* [Aim]: Copy every entry exactly as given, minus the images.

begin Records for processing

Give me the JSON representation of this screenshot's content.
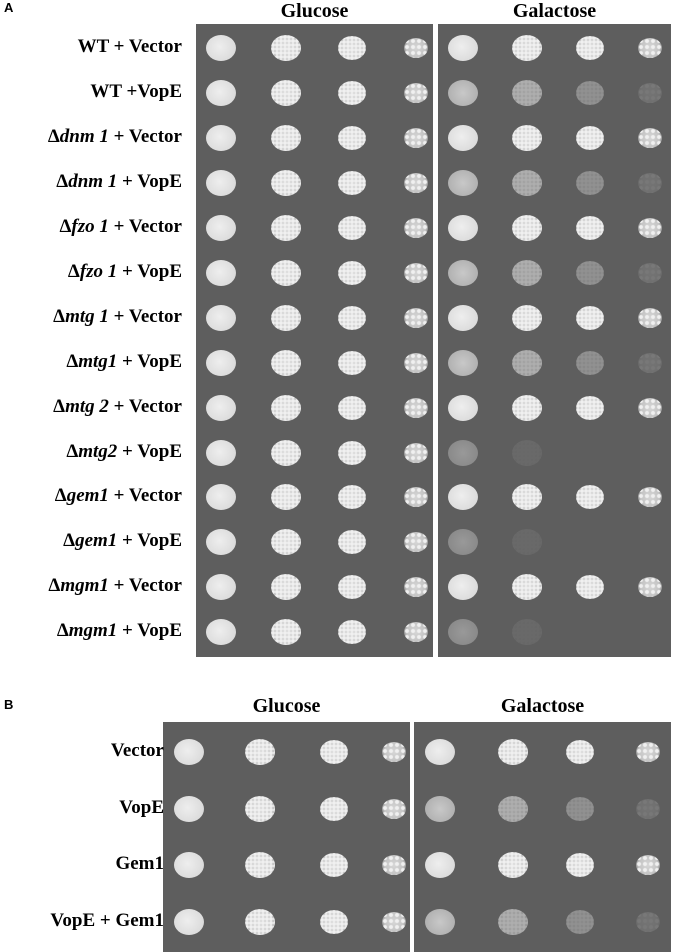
{
  "panels": [
    {
      "letter": "A",
      "conditions": [
        "Glucose",
        "Galactose"
      ],
      "rows": [
        {
          "prefix": "",
          "italic": "",
          "rest": "WT + Vector",
          "gal_growth": "full"
        },
        {
          "prefix": "",
          "italic": "",
          "rest": "WT +VopE",
          "gal_growth": "reduced"
        },
        {
          "prefix": "Δ",
          "italic": "dnm 1",
          "rest": " + Vector",
          "gal_growth": "full"
        },
        {
          "prefix": "Δ",
          "italic": "dnm 1",
          "rest": " + VopE",
          "gal_growth": "reduced"
        },
        {
          "prefix": "Δ",
          "italic": "fzo 1",
          "rest": " + Vector",
          "gal_growth": "full"
        },
        {
          "prefix": "Δ",
          "italic": "fzo 1",
          "rest": " + VopE",
          "gal_growth": "reduced"
        },
        {
          "prefix": "Δ",
          "italic": "mtg 1",
          "rest": " + Vector",
          "gal_growth": "full"
        },
        {
          "prefix": "Δ",
          "italic": "mtg1",
          "rest": " + VopE",
          "gal_growth": "reduced"
        },
        {
          "prefix": "Δ",
          "italic": "mtg 2",
          "rest": " + Vector",
          "gal_growth": "full"
        },
        {
          "prefix": "Δ",
          "italic": "mtg2",
          "rest": " + VopE",
          "gal_growth": "none"
        },
        {
          "prefix": "Δ",
          "italic": "gem1",
          "rest": " + Vector",
          "gal_growth": "full"
        },
        {
          "prefix": "Δ",
          "italic": "gem1",
          "rest": " + VopE",
          "gal_growth": "none"
        },
        {
          "prefix": "Δ",
          "italic": "mgm1",
          "rest": " + Vector",
          "gal_growth": "full"
        },
        {
          "prefix": "Δ",
          "italic": "mgm1",
          "rest": " + VopE",
          "gal_growth": "none"
        }
      ]
    },
    {
      "letter": "B",
      "conditions": [
        "Glucose",
        "Galactose"
      ],
      "rows": [
        {
          "prefix": "",
          "italic": "",
          "rest": "Vector",
          "gal_growth": "full"
        },
        {
          "prefix": "",
          "italic": "",
          "rest": "VopE",
          "gal_growth": "reduced"
        },
        {
          "prefix": "",
          "italic": "",
          "rest": "Gem1",
          "gal_growth": "full"
        },
        {
          "prefix": "",
          "italic": "",
          "rest": "VopE + Gem1",
          "gal_growth": "reduced"
        }
      ]
    }
  ],
  "colors": {
    "plate": "#5e5e5e",
    "colony": "#e4e4e4"
  }
}
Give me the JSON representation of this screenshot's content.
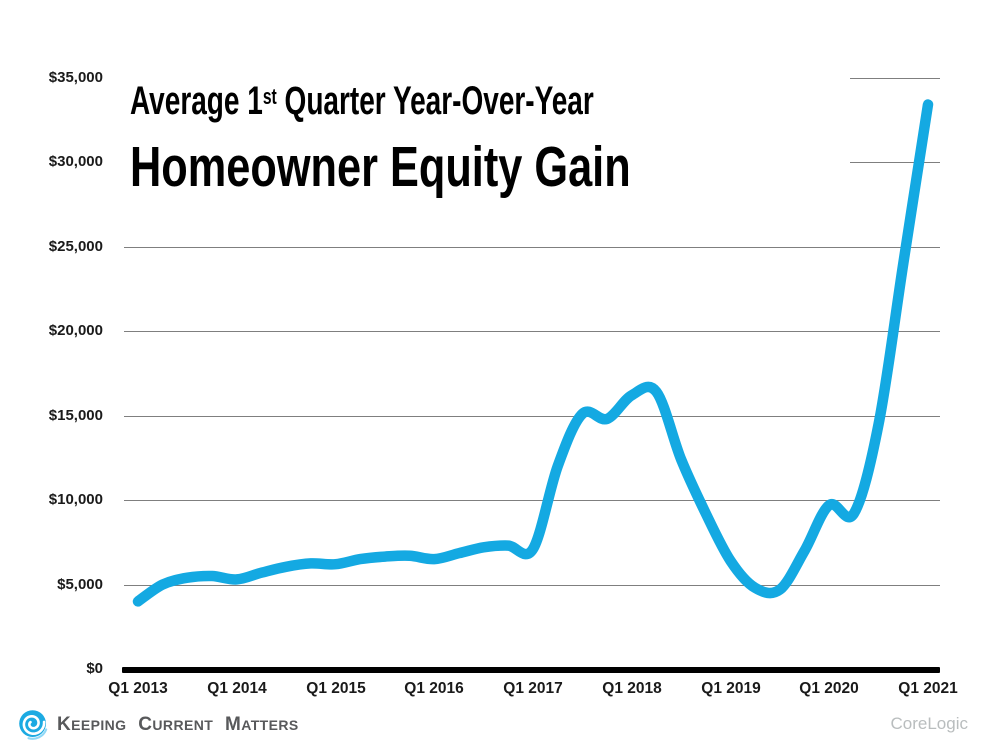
{
  "header": {
    "title_line1_pre": "Average 1",
    "title_line1_sup": "st",
    "title_line1_post": " Quarter Year-Over-Year",
    "title_line2": "Homeowner Equity Gain"
  },
  "footer": {
    "brand": [
      {
        "initial": "K",
        "rest": "EEPING"
      },
      {
        "initial": "C",
        "rest": "URRENT"
      },
      {
        "initial": "M",
        "rest": "ATTERS"
      }
    ],
    "source": "CoreLogic"
  },
  "chart_data": {
    "type": "line",
    "title": "Average 1st Quarter Year-Over-Year Homeowner Equity Gain",
    "xlabel": "",
    "ylabel": "",
    "ylim": [
      0,
      35000
    ],
    "grid": true,
    "legend": "none",
    "line_color": "#14A9E2",
    "gridline_color": "#7f7f7f",
    "y_axis": [
      {
        "value": 35000,
        "label": "$35,000"
      },
      {
        "value": 30000,
        "label": "$30,000"
      },
      {
        "value": 25000,
        "label": "$25,000"
      },
      {
        "value": 20000,
        "label": "$20,000"
      },
      {
        "value": 15000,
        "label": "$15,000"
      },
      {
        "value": 10000,
        "label": "$10,000"
      },
      {
        "value": 5000,
        "label": "$5,000"
      },
      {
        "value": 0,
        "label": "$0"
      }
    ],
    "x_axis": [
      "Q1 2013",
      "Q1 2014",
      "Q1 2015",
      "Q1 2016",
      "Q1 2017",
      "Q1 2018",
      "Q1 2019",
      "Q1 2020",
      "Q1 2021"
    ],
    "points_per_year": 4,
    "series": [
      {
        "name": "Homeowner Equity Gain",
        "x_start": "Q1 2013",
        "x_end": "Q1 2021",
        "values": [
          4000,
          5000,
          5400,
          5500,
          5300,
          5700,
          6050,
          6250,
          6200,
          6500,
          6650,
          6700,
          6500,
          6850,
          7200,
          7300,
          7100,
          12000,
          15100,
          14800,
          16200,
          16400,
          12400,
          9200,
          6400,
          4800,
          4700,
          7000,
          9700,
          9200,
          14500,
          24000,
          33400
        ]
      }
    ]
  }
}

end Records for processing

* [Finished exercise]:
Give me the JSON representation of this screenshot's content.
{
  "panels": [
    {
      "letter": "A",
      "conditions": [
        "Glucose",
        "Galactose"
      ],
      "rows": [
        {
          "prefix": "",
          "italic": "",
          "rest": "WT + Vector",
          "gal_growth": "full"
        },
        {
          "prefix": "",
          "italic": "",
          "rest": "WT +VopE",
          "gal_growth": "reduced"
        },
        {
          "prefix": "Δ",
          "italic": "dnm 1",
          "rest": " + Vector",
          "gal_growth": "full"
        },
        {
          "prefix": "Δ",
          "italic": "dnm 1",
          "rest": " + VopE",
          "gal_growth": "reduced"
        },
        {
          "prefix": "Δ",
          "italic": "fzo 1",
          "rest": " + Vector",
          "gal_growth": "full"
        },
        {
          "prefix": "Δ",
          "italic": "fzo 1",
          "rest": " + VopE",
          "gal_growth": "reduced"
        },
        {
          "prefix": "Δ",
          "italic": "mtg 1",
          "rest": " + Vector",
          "gal_growth": "full"
        },
        {
          "prefix": "Δ",
          "italic": "mtg1",
          "rest": " + VopE",
          "gal_growth": "reduced"
        },
        {
          "prefix": "Δ",
          "italic": "mtg 2",
          "rest": " + Vector",
          "gal_growth": "full"
        },
        {
          "prefix": "Δ",
          "italic": "mtg2",
          "rest": " + VopE",
          "gal_growth": "none"
        },
        {
          "prefix": "Δ",
          "italic": "gem1",
          "rest": " + Vector",
          "gal_growth": "full"
        },
        {
          "prefix": "Δ",
          "italic": "gem1",
          "rest": " + VopE",
          "gal_growth": "none"
        },
        {
          "prefix": "Δ",
          "italic": "mgm1",
          "rest": " + Vector",
          "gal_growth": "full"
        },
        {
          "prefix": "Δ",
          "italic": "mgm1",
          "rest": " + VopE",
          "gal_growth": "none"
        }
      ]
    },
    {
      "letter": "B",
      "conditions": [
        "Glucose",
        "Galactose"
      ],
      "rows": [
        {
          "prefix": "",
          "italic": "",
          "rest": "Vector",
          "gal_growth": "full"
        },
        {
          "prefix": "",
          "italic": "",
          "rest": "VopE",
          "gal_growth": "reduced"
        },
        {
          "prefix": "",
          "italic": "",
          "rest": "Gem1",
          "gal_growth": "full"
        },
        {
          "prefix": "",
          "italic": "",
          "rest": "VopE + Gem1",
          "gal_growth": "reduced"
        }
      ]
    }
  ],
  "colors": {
    "plate": "#5e5e5e",
    "colony": "#e4e4e4"
  }
}
Give me the JSON representation of this screenshot's content.
{
  "header": {
    "title_line1_pre": "Average 1",
    "title_line1_sup": "st",
    "title_line1_post": " Quarter Year-Over-Year",
    "title_line2": "Homeowner Equity Gain"
  },
  "footer": {
    "brand": [
      {
        "initial": "K",
        "rest": "EEPING"
      },
      {
        "initial": "C",
        "rest": "URRENT"
      },
      {
        "initial": "M",
        "rest": "ATTERS"
      }
    ],
    "source": "CoreLogic"
  },
  "chart_data": {
    "type": "line",
    "title": "Average 1st Quarter Year-Over-Year Homeowner Equity Gain",
    "xlabel": "",
    "ylabel": "",
    "ylim": [
      0,
      35000
    ],
    "grid": true,
    "legend": "none",
    "line_color": "#14A9E2",
    "gridline_color": "#7f7f7f",
    "y_axis": [
      {
        "value": 35000,
        "label": "$35,000"
      },
      {
        "value": 30000,
        "label": "$30,000"
      },
      {
        "value": 25000,
        "label": "$25,000"
      },
      {
        "value": 20000,
        "label": "$20,000"
      },
      {
        "value": 15000,
        "label": "$15,000"
      },
      {
        "value": 10000,
        "label": "$10,000"
      },
      {
        "value": 5000,
        "label": "$5,000"
      },
      {
        "value": 0,
        "label": "$0"
      }
    ],
    "x_axis": [
      "Q1 2013",
      "Q1 2014",
      "Q1 2015",
      "Q1 2016",
      "Q1 2017",
      "Q1 2018",
      "Q1 2019",
      "Q1 2020",
      "Q1 2021"
    ],
    "points_per_year": 4,
    "series": [
      {
        "name": "Homeowner Equity Gain",
        "x_start": "Q1 2013",
        "x_end": "Q1 2021",
        "values": [
          4000,
          5000,
          5400,
          5500,
          5300,
          5700,
          6050,
          6250,
          6200,
          6500,
          6650,
          6700,
          6500,
          6850,
          7200,
          7300,
          7100,
          12000,
          15100,
          14800,
          16200,
          16400,
          12400,
          9200,
          6400,
          4800,
          4700,
          7000,
          9700,
          9200,
          14500,
          24000,
          33400
        ]
      }
    ]
  }
}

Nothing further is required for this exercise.